*Material for the task:*

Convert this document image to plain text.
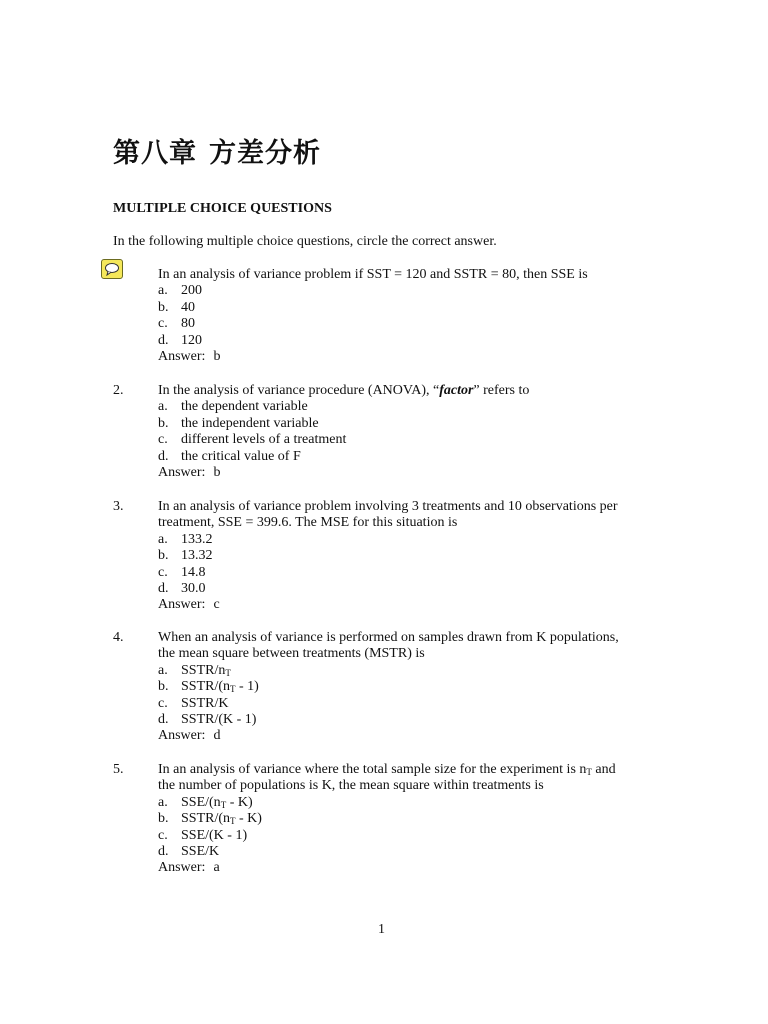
第八章 方差分析
MULTIPLE CHOICE QUESTIONS
In the following multiple choice questions, circle the correct answer.
In an analysis of variance problem if SST = 120 and SSTR = 80, then SSE is
a. 200
b. 40
c. 80
d. 120
Answer: b
2. In the analysis of variance procedure (ANOVA), “factor” refers to
a. the dependent variable
b. the independent variable
c. different levels of a treatment
d. the critical value of F
Answer: b
3. In an analysis of variance problem involving 3 treatments and 10 observations per
treatment, SSE = 399.6. The MSE for this situation is
a. 133.2
b. 13.32
c. 14.8
d. 30.0
Answer: c
4. When an analysis of variance is performed on samples drawn from K populations,
the mean square between treatments (MSTR) is
a. SSTR/$n_T$
b. SSTR/$(n_T - 1)$
c. SSTR/K
d. SSTR/(K - 1)
Answer: d
5. In an analysis of variance where the total sample size for the experiment is $n_T$ and
the number of populations is K, the mean square within treatments is
a. SSE/$(n_T - K)$
b. SSTR/$(n_T - K)$
c. SSE/(K - 1)
d. SSE/K
Answer: a
1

*Aim:* Print the records word for word and exclude any picture they hold.

*Worked solution:*
Convert this document image to plain text.
第八章 方差分析
MULTIPLE CHOICE QUESTIONS
In the following multiple choice questions, circle the correct answer.
In an analysis of variance problem if SST = 120 and SSTR = 80, then SSE is
a. 200
b. 40
c. 80
d. 120
Answer: b
2. In the analysis of variance procedure (ANOVA), “factor” refers to
a. the dependent variable
b. the independent variable
c. different levels of a treatment
d. the critical value of F
Answer: b
3. In an analysis of variance problem involving 3 treatments and 10 observations per
treatment, SSE = 399.6. The MSE for this situation is
a. 133.2
b. 13.32
c. 14.8
d. 30.0
Answer: c
4. When an analysis of variance is performed on samples drawn from K populations,
the mean square between treatments (MSTR) is
a. SSTR/$n_T$
b. SSTR/$(n_T - 1)$
c. SSTR/K
d. SSTR/(K - 1)
Answer: d
5. In an analysis of variance where the total sample size for the experiment is $n_T$ and
the number of populations is K, the mean square within treatments is
a. SSE/$(n_T - K)$
b. SSTR/$(n_T - K)$
c. SSE/(K - 1)
d. SSE/K
Answer: a
1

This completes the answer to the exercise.